▶ THE EXERCISE
Locate the string "Zacharias" in the records below. Copy every line where it occurs.

▶ EXTRACTED RECORDS
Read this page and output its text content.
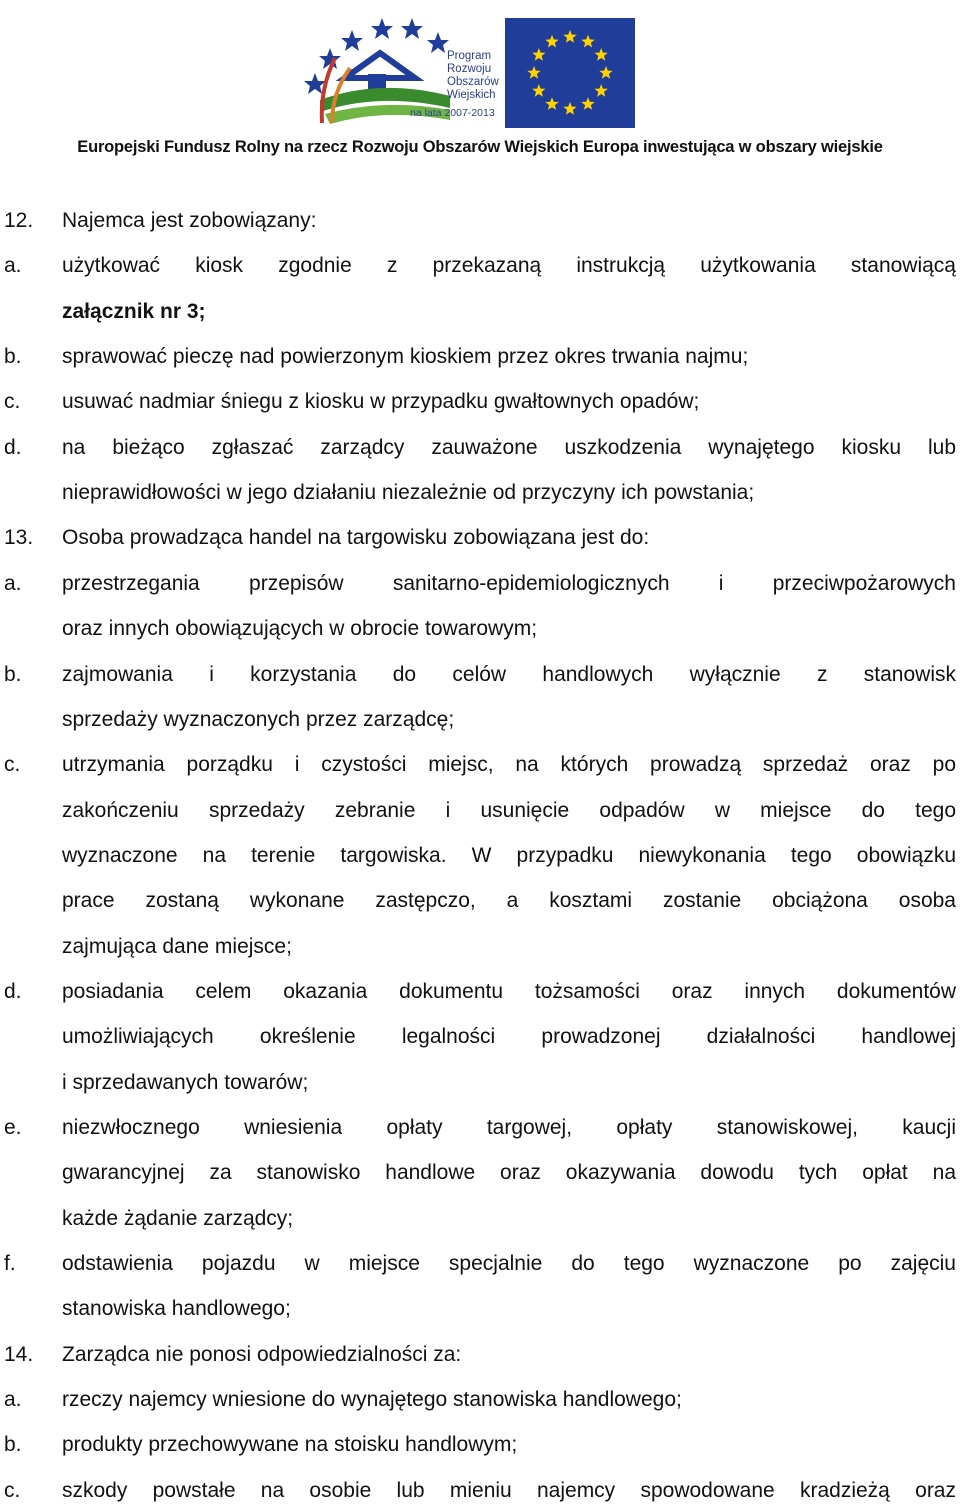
Program
Rozwoju
Obszarów
Wiejskich
na lata 2007-2013
Europejski Fundusz Rolny na rzecz Rozwoju Obszarów Wiejskich Europa inwestująca w obszary wiejskie
12. Najemca jest zobowiązany:
a. użytkować kiosk zgodnie z przekazaną instrukcją użytkowania stanowiącą
załącznik nr 3;
b. sprawować pieczę nad powierzonym kioskiem przez okres trwania najmu;
c. usuwać nadmiar śniegu z kiosku w przypadku gwałtownych opadów;
d. na bieżąco zgłaszać zarządcy zauważone uszkodzenia wynajętego kiosku lub
nieprawidłowości w jego działaniu niezależnie od przyczyny ich powstania;
13. Osoba prowadząca handel na targowisku zobowiązana jest do:
a. przestrzegania przepisów sanitarno-epidemiologicznych i przeciwpożarowych
oraz innych obowiązujących w obrocie towarowym;
b. zajmowania i korzystania do celów handlowych wyłącznie z stanowisk
sprzedaży wyznaczonych przez zarządcę;
c. utrzymania porządku i czystości miejsc, na których prowadzą sprzedaż oraz po
zakończeniu sprzedaży zebranie i usunięcie odpadów w miejsce do tego
wyznaczone na terenie targowiska. W przypadku niewykonania tego obowiązku
prace zostaną wykonane zastępczo, a kosztami zostanie obciążona osoba
zajmująca dane miejsce;
d. posiadania celem okazania dokumentu tożsamości oraz innych dokumentów
umożliwiających określenie legalności prowadzonej działalności handlowej
i sprzedawanych towarów;
e. niezwłocznego wniesienia opłaty targowej, opłaty stanowiskowej, kaucji
gwarancyjnej za stanowisko handlowe oraz okazywania dowodu tych opłat na
każde żądanie zarządcy;
f. odstawienia pojazdu w miejsce specjalnie do tego wyznaczone po zajęciu
stanowiska handlowego;
14. Zarządca nie ponosi odpowiedzialności za:
a. rzeczy najemcy wniesione do wynajętego stanowiska handlowego;
b. produkty przechowywane na stoisku handlowym;
c. szkody powstałe na osobie lub mieniu najemcy spowodowane kradzieżą oraz
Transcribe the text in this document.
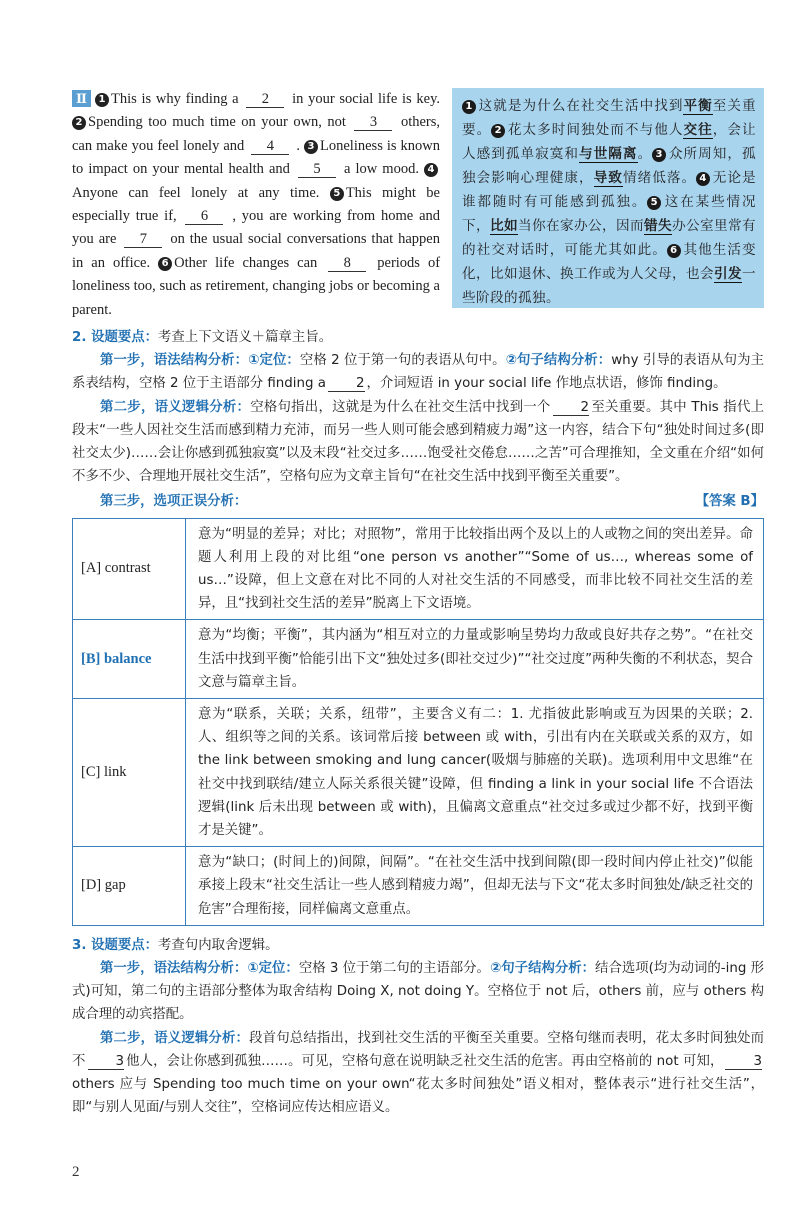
Ⅱ 1 This is why finding a 2 in your social life is key. 2 Spending too much time on your own, not 3 others, can make you feel lonely and 4 . 3 Loneliness is known to impact on your mental health and 5 a low mood. 4Anyone can feel lonely at any time. 5 This might be especially true if, 6 , you are working from home and you are 7 on the usual social conversations that happen in an office. 6 Other life changes can 8 periods of loneliness too, such as retirement, changing jobs or becoming a parent.
1 这就是为什么在社交生活中找到平衡至关重要。 2 花太多时间独处而不与他人交往，会让人感到孤单寂寞和与世隔离。 3 众所周知，孤独会影响心理健康，导致情绪低落。 4 无论是谁都随时有可能感到孤独。 5 这在某些情况下，比如当你在家办公，因而错失办公室里常有的社交对话时，可能尤其如此。 6 其他生活变化，比如退休、换工作或为人父母，也会引发一些阶段的孤独。

2. 设题要点：考查上下文语义＋篇章主旨。

第一步，语法结构分析：①定位：空格 2 位于第一句的表语从句中。②句子结构分析：why 引导的表语从句为主系表结构，空格 2 位于主语部分 finding a 2 ，介词短语 in your social life 作地点状语，修饰 finding。

第二步，语义逻辑分析：空格句指出，这就是为什么在社交生活中找到一个 2 至关重要。其中 This 指代上段末“一些人因社交生活而感到精力充沛，而另一些人则可能会感到精疲力竭”这一内容，结合下句“独处时间过多(即社交太少)……会让你感到孤独寂寞”以及末段“社交过多……饱受社交倦怠……之苦”可合理推知，全文重在介绍“如何不多不少、合理地开展社交生活”，空格句应为文章主旨句“在社交生活中找到平衡至关重要”。

第三步，选项正误分析：	【答案 B】
[A] contrast	意为“明显的差异；对比；对照物”，常用于比较指出两个及以上的人或物之间的突出差异。命题人利用上段的对比组“one person vs another”“Some of us…, whereas some of us…”设障，但上文意在对比不同的人对社交生活的不同感受，而非比较不同社交生活的差异，且“找到社交生活的差异”脱离上下文语境。
[B] balance	意为“均衡；平衡”，其内涵为“相互对立的力量或影响呈势均力敌或良好共存之势”。“在社交生活中找到平衡”恰能引出下文“独处过多(即社交过少)”“社交过度”两种失衡的不利状态，契合文意与篇章主旨。
[C] link	意为“联系，关联；关系，纽带”，主要含义有二：1. 尤指彼此影响或互为因果的关联；2. 人、组织等之间的关系。该词常后接 between 或 with，引出有内在关联或关系的双方，如 the link between smoking and lung cancer(吸烟与肺癌的关联)。选项利用中文思维“在社交中找到联结/建立人际关系很关键”设障，但 finding a link in your social life 不合语法逻辑(link 后未出现 between 或 with)，且偏离文意重点“社交过多或过少都不好，找到平衡才是关键”。
[D] gap	意为“缺口；(时间上的)间隙，间隔”。“在社交生活中找到间隙(即一段时间内停止社交)”似能承接上段末“社交生活让一些人感到精疲力竭”，但却无法与下文“花太多时间独处/缺乏社交的危害”合理衔接，同样偏离文意重点。

3. 设题要点：考查句内取舍逻辑。

第一步，语法结构分析：①定位：空格 3 位于第二句的主语部分。②句子结构分析：结合选项(均为动词的-ing 形式)可知，第二句的主语部分整体为取舍结构 Doing X, not doing Y。空格位于 not 后，others 前，应与 others 构成合理的动宾搭配。

第二步，语义逻辑分析：段首句总结指出，找到社交生活的平衡至关重要。空格句继而表明，花太多时间独处而不 3 他人，会让你感到孤独……。可见，空格句意在说明缺乏社交生活的危害。再由空格前的 not 可知， 3others 应与 Spending too much time on your own“花太多时间独处”语义相对，整体表示“进行社交生活”，即“与别人见面/与别人交往”，空格词应传达相应语义。

2
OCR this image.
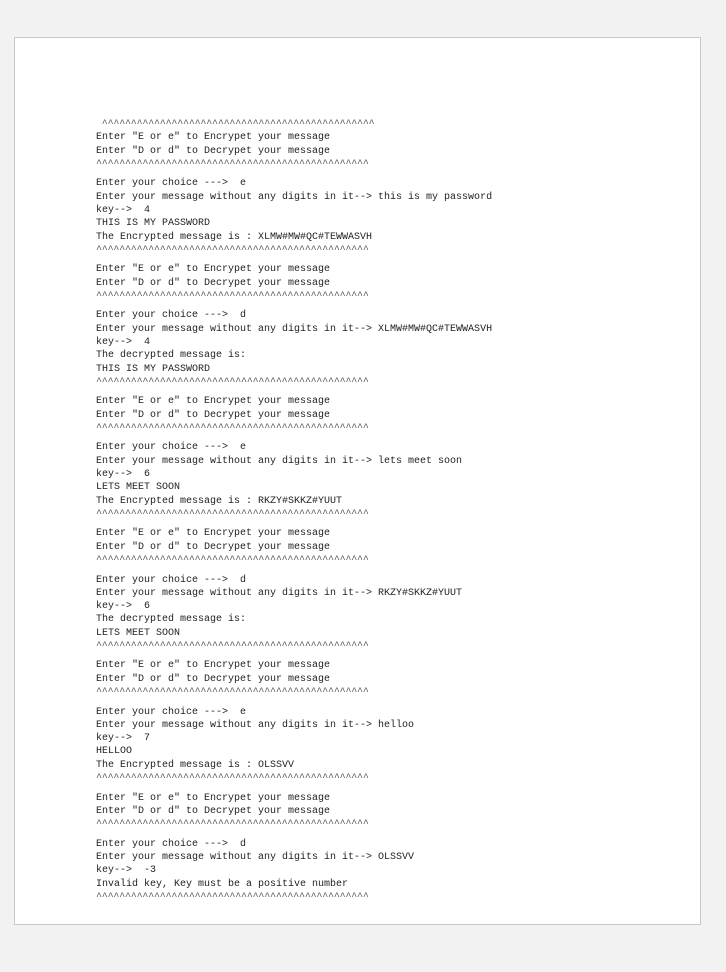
^^^^^^^^^^^^^^^^^^^^^^^^^^^^^^^^^^^^^^^^^^^^^^^
Enter "E or e" to Encrypet your message
Enter "D or d" to Decrypet your message
^^^^^^^^^^^^^^^^^^^^^^^^^^^^^^^^^^^^^^^^^^^^^^^
Enter your choice --->  e
Enter your message without any digits in it--> this is my password
key-->  4
THIS IS MY PASSWORD
The Encrypted message is : XLMW#MW#QC#TEWWASVH
^^^^^^^^^^^^^^^^^^^^^^^^^^^^^^^^^^^^^^^^^^^^^^^
Enter "E or e" to Encrypet your message
Enter "D or d" to Decrypet your message
^^^^^^^^^^^^^^^^^^^^^^^^^^^^^^^^^^^^^^^^^^^^^^^
Enter your choice --->  d
Enter your message without any digits in it--> XLMW#MW#QC#TEWWASVH
key-->  4
The decrypted message is:
THIS IS MY PASSWORD
^^^^^^^^^^^^^^^^^^^^^^^^^^^^^^^^^^^^^^^^^^^^^^^
Enter "E or e" to Encrypet your message
Enter "D or d" to Decrypet your message
^^^^^^^^^^^^^^^^^^^^^^^^^^^^^^^^^^^^^^^^^^^^^^^
Enter your choice --->  e
Enter your message without any digits in it--> lets meet soon
key-->  6
LETS MEET SOON
The Encrypted message is : RKZY#SKKZ#YUUT
^^^^^^^^^^^^^^^^^^^^^^^^^^^^^^^^^^^^^^^^^^^^^^^
Enter "E or e" to Encrypet your message
Enter "D or d" to Decrypet your message
^^^^^^^^^^^^^^^^^^^^^^^^^^^^^^^^^^^^^^^^^^^^^^^
Enter your choice --->  d
Enter your message without any digits in it--> RKZY#SKKZ#YUUT
key-->  6
The decrypted message is:
LETS MEET SOON
^^^^^^^^^^^^^^^^^^^^^^^^^^^^^^^^^^^^^^^^^^^^^^^
Enter "E or e" to Encrypet your message
Enter "D or d" to Decrypet your message
^^^^^^^^^^^^^^^^^^^^^^^^^^^^^^^^^^^^^^^^^^^^^^^
Enter your choice --->  e
Enter your message without any digits in it--> helloo
key-->  7
HELLOO
The Encrypted message is : OLSSVV
^^^^^^^^^^^^^^^^^^^^^^^^^^^^^^^^^^^^^^^^^^^^^^^
Enter "E or e" to Encrypet your message
Enter "D or d" to Decrypet your message
^^^^^^^^^^^^^^^^^^^^^^^^^^^^^^^^^^^^^^^^^^^^^^^
Enter your choice --->  d
Enter your message without any digits in it--> OLSSVV
key-->  -3
Invalid key, Key must be a positive number
^^^^^^^^^^^^^^^^^^^^^^^^^^^^^^^^^^^^^^^^^^^^^^^
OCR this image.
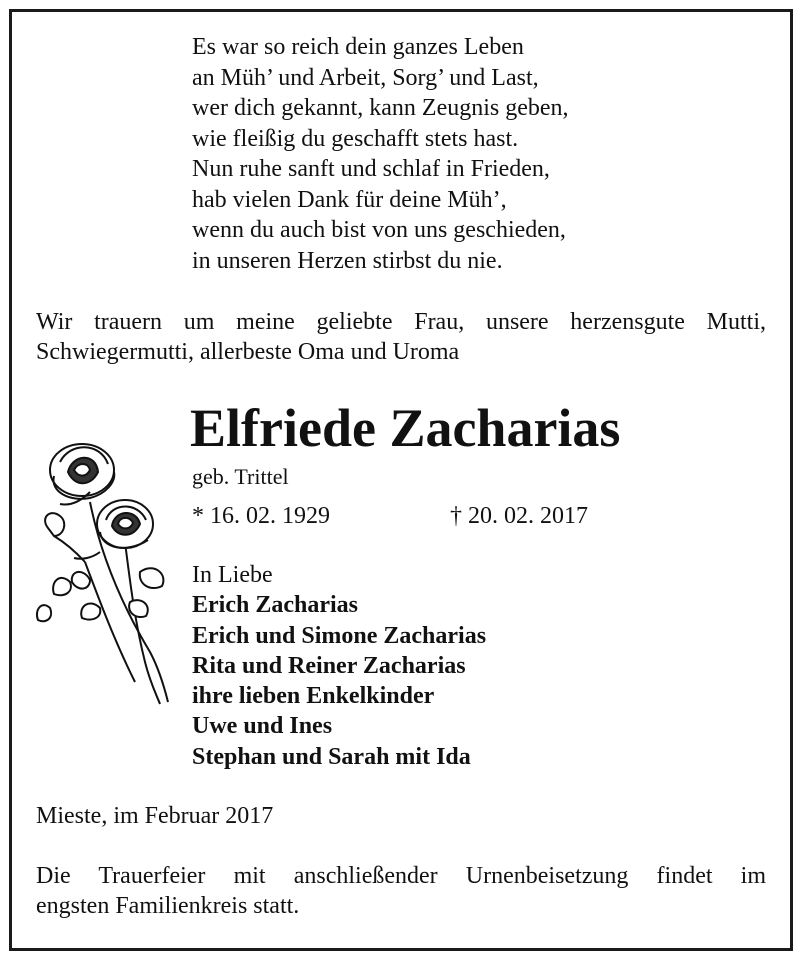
Es war so reich dein ganzes Leben
an Müh’ und Arbeit, Sorg’ und Last,
wer dich gekannt, kann Zeugnis geben,
wie fleißig du geschafft stets hast.
Nun ruhe sanft und schlaf in Frieden,
hab vielen Dank für deine Müh’,
wenn du auch bist von uns geschieden,
in unseren Herzen stirbst du nie.
Wir trauern um meine geliebte Frau, unsere herzensgute Mutti,
Schwiegermutti, allerbeste Oma und Uroma
Elfriede Zacharias
geb. Trittel
* 16. 02. 1929	† 20. 02. 2017
In Liebe
Erich Zacharias
Erich und Simone Zacharias
Rita und Reiner Zacharias
ihre lieben Enkelkinder
Uwe und Ines
Stephan und Sarah mit Ida
Mieste, im Februar 2017
Die Trauerfeier mit anschließender Urnenbeisetzung findet im
engsten Familienkreis statt.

▶ COMPLETED TASK
Elfriede Zacharias
Erich Zacharias
Erich und Simone Zacharias
Rita und Reiner Zacharias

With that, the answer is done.